EXERCISE BRIEF.
How many lines of the records below contain the word "argc"? Answer with the number alone.
** Start of GIVEN INFORMATION **
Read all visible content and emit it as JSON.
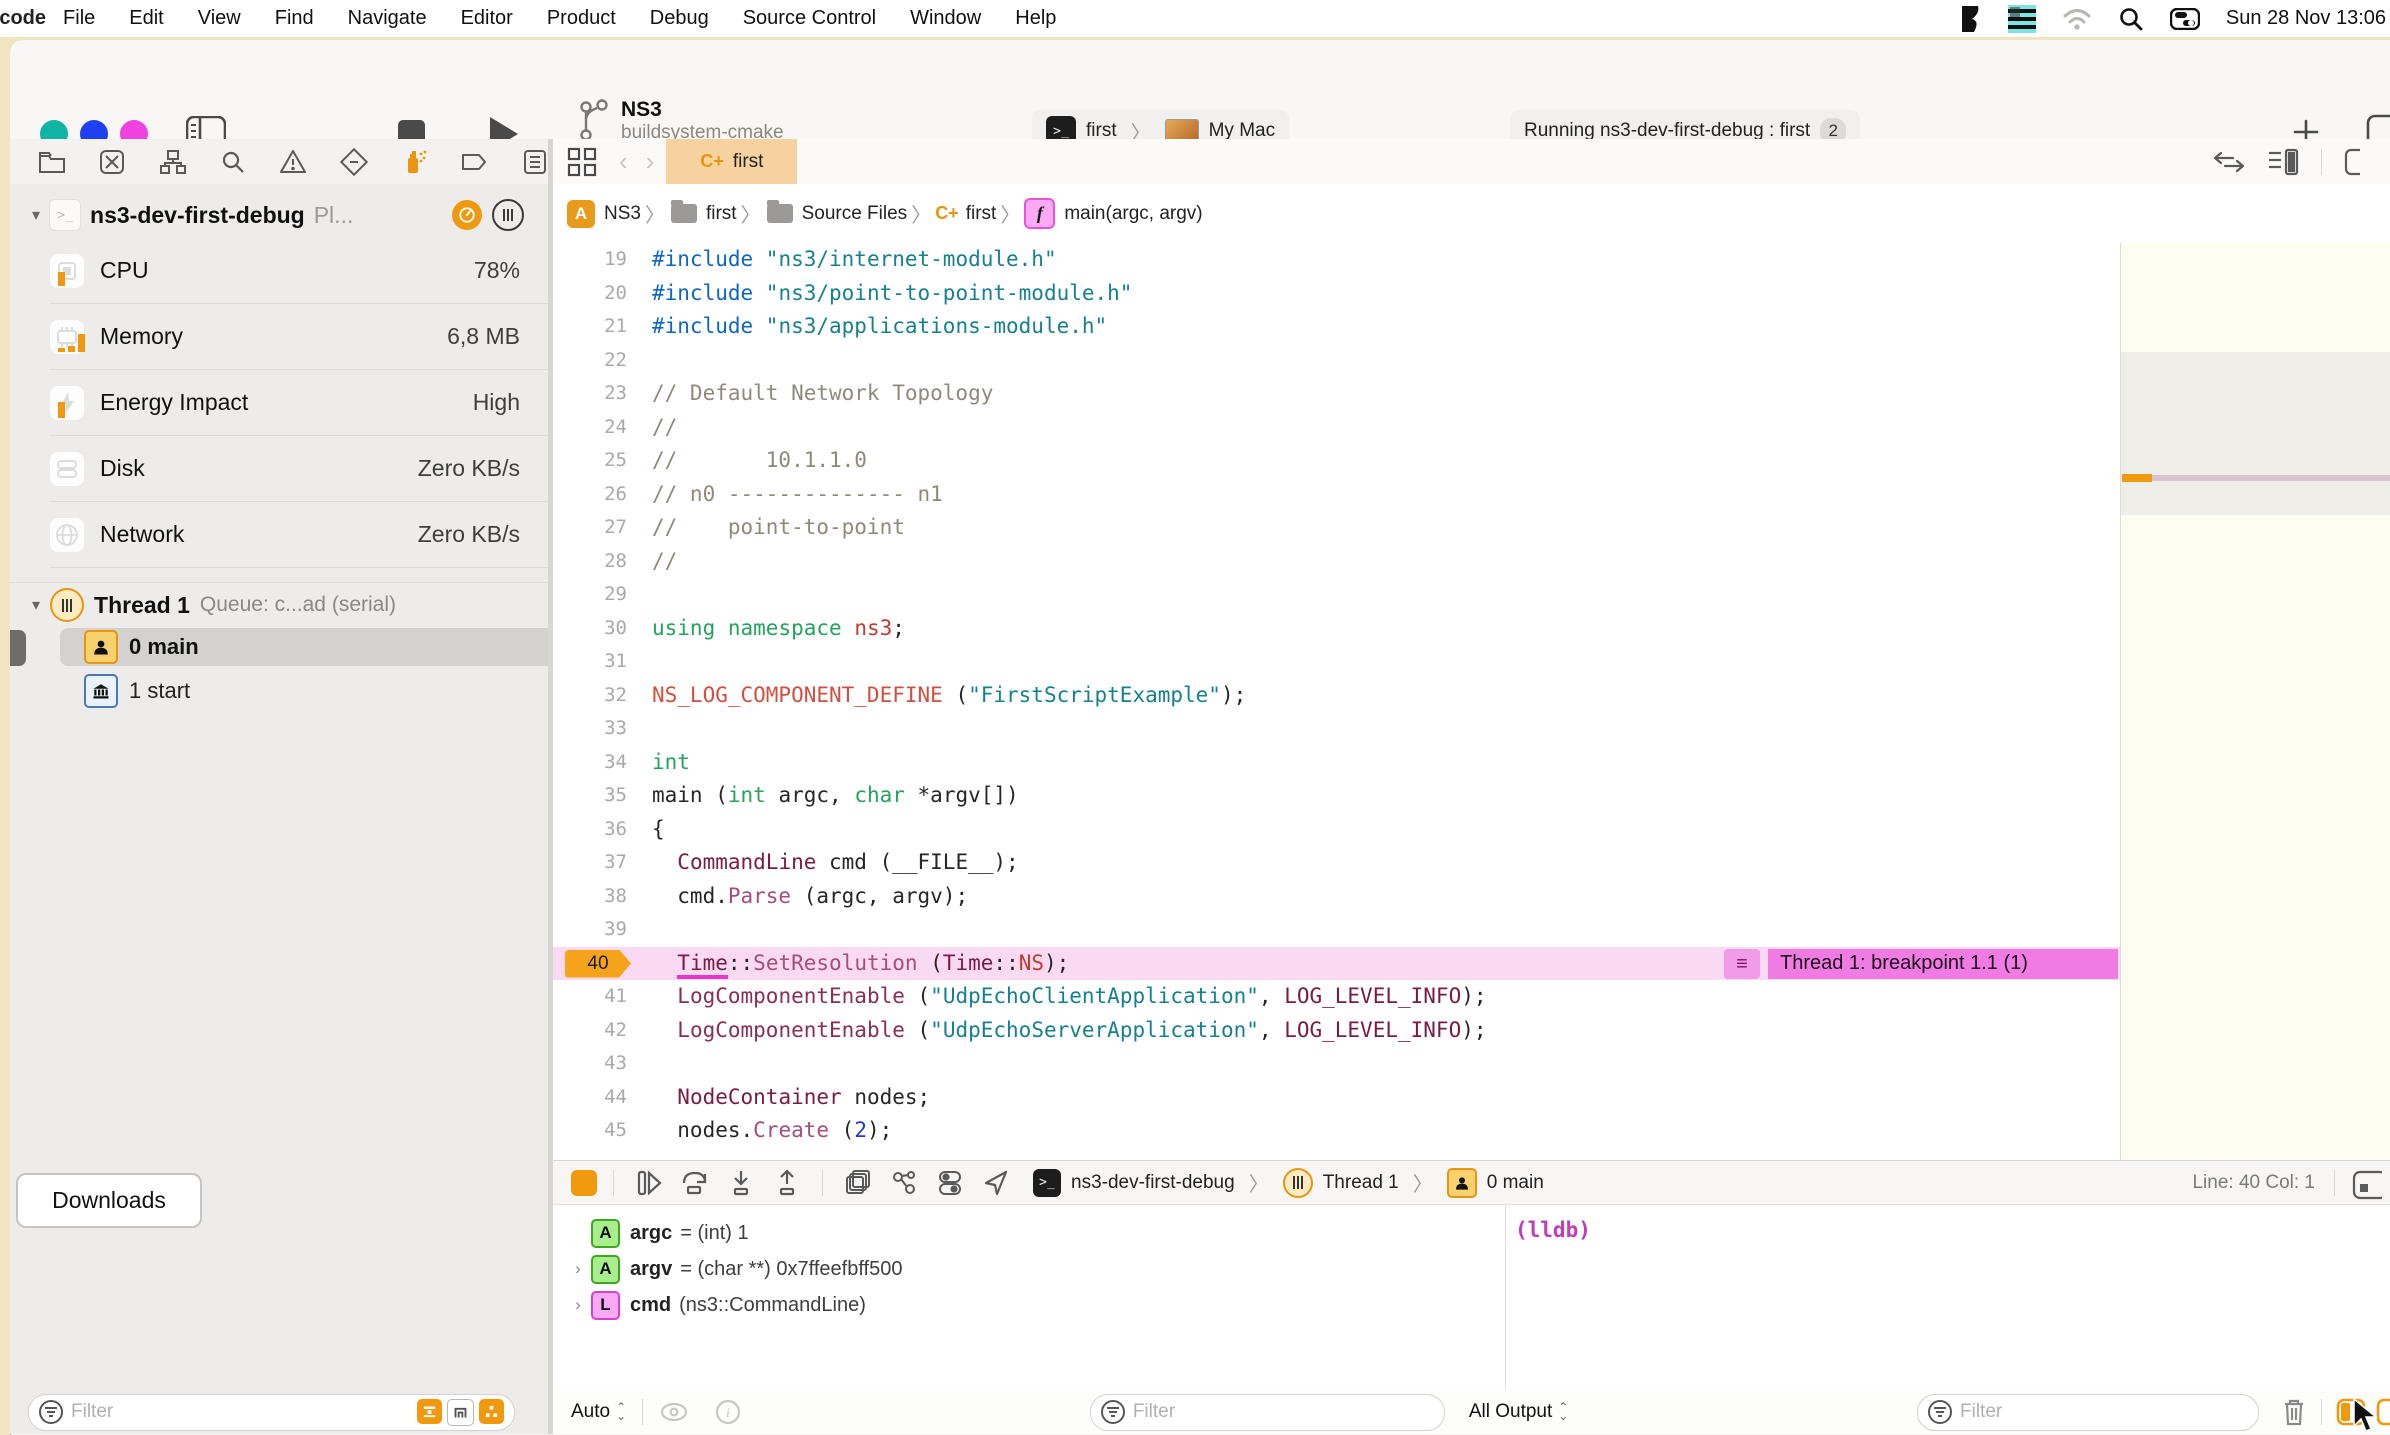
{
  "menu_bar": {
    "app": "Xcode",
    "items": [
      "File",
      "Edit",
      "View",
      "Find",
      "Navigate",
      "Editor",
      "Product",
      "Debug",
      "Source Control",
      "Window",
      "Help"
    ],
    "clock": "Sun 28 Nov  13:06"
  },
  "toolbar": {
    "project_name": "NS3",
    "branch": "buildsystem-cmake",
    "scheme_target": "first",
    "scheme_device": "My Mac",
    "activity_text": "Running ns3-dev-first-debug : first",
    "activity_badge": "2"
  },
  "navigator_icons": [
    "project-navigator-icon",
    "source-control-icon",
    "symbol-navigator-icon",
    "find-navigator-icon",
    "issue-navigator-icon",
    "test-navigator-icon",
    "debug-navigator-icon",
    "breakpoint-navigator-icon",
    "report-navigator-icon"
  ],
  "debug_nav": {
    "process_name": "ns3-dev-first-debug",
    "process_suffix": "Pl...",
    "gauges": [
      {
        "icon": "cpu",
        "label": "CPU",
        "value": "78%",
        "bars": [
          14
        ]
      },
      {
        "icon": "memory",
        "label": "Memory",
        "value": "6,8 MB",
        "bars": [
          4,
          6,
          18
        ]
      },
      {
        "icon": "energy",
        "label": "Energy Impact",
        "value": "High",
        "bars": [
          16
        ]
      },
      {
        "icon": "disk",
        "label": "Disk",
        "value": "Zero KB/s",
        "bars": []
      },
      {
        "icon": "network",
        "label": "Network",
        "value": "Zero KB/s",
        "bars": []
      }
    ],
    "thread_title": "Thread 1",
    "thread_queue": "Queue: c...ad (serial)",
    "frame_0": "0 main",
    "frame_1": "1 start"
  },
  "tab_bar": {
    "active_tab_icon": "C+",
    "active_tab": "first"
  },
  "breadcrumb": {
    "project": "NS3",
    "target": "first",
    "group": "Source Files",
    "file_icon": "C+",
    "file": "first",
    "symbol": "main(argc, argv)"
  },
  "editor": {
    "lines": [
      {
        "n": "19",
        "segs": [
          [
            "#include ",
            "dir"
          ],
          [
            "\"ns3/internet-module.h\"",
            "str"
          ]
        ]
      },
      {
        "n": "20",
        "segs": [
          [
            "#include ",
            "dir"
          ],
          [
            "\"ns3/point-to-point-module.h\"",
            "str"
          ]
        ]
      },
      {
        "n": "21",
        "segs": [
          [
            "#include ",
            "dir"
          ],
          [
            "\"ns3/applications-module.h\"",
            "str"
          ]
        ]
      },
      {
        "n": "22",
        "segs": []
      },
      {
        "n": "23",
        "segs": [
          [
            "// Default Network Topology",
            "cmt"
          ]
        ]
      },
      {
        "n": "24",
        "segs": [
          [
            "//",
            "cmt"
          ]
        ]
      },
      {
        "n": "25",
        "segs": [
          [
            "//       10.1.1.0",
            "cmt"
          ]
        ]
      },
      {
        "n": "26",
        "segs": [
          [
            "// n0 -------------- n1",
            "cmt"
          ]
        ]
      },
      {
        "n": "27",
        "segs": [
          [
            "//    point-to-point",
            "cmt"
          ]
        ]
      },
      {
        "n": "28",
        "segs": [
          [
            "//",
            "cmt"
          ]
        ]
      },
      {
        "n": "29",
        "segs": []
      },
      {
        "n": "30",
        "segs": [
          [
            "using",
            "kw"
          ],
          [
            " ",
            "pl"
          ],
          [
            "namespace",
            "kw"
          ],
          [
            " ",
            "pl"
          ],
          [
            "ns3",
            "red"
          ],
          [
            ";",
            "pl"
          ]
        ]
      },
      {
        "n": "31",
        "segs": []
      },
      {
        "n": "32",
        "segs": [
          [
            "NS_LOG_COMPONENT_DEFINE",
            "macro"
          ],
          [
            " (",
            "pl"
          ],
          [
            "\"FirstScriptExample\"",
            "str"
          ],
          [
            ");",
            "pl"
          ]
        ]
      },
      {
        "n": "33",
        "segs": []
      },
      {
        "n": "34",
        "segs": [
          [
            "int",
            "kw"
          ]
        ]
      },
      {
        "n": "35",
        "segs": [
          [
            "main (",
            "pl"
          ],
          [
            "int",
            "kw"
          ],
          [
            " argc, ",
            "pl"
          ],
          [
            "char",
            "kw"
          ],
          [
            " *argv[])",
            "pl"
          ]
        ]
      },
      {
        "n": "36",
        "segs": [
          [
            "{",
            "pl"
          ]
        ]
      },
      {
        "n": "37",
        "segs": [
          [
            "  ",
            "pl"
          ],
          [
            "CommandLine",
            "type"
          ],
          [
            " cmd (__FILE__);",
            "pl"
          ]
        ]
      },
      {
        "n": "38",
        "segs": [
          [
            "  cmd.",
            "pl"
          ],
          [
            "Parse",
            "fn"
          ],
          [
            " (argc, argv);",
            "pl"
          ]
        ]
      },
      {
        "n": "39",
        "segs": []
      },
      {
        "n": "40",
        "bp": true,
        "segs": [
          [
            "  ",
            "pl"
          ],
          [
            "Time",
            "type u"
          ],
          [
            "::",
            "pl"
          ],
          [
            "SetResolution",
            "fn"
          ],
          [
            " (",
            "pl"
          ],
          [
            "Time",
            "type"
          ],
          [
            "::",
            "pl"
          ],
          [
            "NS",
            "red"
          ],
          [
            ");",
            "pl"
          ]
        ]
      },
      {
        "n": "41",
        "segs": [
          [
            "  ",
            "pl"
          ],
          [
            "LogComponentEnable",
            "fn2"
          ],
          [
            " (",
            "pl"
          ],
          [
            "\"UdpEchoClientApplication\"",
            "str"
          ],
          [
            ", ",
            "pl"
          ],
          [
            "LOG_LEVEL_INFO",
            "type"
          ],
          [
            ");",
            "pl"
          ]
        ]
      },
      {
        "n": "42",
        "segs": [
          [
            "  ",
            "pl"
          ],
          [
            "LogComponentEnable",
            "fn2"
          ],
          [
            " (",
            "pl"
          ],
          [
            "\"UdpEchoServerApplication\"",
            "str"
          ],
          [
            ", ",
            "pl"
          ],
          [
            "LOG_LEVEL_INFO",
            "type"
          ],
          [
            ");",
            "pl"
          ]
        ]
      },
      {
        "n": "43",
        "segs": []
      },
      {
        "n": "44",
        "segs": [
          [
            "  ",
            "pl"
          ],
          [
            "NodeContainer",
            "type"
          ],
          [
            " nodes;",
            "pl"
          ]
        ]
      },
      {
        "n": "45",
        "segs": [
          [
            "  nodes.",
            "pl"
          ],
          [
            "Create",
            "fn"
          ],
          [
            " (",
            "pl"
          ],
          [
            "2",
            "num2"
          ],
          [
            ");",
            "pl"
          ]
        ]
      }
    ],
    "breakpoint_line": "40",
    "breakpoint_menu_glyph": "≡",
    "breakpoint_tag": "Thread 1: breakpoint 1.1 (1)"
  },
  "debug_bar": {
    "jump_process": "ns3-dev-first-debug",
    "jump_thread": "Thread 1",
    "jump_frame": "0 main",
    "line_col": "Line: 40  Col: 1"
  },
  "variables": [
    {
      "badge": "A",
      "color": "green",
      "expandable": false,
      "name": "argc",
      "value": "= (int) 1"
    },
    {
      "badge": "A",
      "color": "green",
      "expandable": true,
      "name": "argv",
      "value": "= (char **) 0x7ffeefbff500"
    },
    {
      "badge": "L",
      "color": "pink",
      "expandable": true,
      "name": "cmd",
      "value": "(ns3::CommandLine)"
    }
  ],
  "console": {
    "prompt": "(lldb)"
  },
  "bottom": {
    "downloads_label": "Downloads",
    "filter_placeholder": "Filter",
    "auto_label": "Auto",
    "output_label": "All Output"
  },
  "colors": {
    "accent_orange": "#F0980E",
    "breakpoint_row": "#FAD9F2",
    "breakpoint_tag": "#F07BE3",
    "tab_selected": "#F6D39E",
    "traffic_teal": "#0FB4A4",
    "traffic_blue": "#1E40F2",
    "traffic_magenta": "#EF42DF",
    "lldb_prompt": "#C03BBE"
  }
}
** End of GIVEN INFORMATION **
TASK OUTPUT.
4